Required work: Pick out the lines below that include the string "Mail".

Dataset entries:
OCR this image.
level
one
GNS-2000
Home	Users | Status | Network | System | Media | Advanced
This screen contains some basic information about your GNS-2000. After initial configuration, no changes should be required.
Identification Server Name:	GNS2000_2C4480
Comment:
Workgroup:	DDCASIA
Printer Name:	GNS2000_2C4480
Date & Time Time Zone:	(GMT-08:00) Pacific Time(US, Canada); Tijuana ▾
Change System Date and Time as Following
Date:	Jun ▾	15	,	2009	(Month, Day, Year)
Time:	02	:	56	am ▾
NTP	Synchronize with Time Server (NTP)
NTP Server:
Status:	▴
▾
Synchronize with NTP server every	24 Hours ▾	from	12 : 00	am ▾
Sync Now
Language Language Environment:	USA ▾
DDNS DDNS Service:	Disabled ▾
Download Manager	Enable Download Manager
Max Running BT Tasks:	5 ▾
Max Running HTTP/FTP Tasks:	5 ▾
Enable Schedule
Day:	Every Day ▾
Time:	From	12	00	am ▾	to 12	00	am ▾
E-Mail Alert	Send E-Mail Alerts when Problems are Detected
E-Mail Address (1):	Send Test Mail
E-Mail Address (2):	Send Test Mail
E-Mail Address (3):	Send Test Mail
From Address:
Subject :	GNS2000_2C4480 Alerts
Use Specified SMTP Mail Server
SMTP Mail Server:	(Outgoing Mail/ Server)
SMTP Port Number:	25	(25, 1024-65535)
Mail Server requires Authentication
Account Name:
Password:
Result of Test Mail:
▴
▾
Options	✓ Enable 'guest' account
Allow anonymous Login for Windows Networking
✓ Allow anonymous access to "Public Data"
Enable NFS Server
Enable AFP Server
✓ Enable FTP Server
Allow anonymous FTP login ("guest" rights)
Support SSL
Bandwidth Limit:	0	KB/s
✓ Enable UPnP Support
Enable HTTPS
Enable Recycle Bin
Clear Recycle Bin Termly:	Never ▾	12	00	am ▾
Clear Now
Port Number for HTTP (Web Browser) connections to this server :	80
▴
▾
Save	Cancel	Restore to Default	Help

Expected output:
E-Mail Alert	Send E-Mail Alerts when Problems are Detected
E-Mail Address (1):	Send Test Mail
E-Mail Address (2):	Send Test Mail
E-Mail Address (3):	Send Test Mail
Use Specified SMTP Mail Server
SMTP Mail Server:	(Outgoing Mail/ Server)
Mail Server requires Authentication
Result of Test Mail:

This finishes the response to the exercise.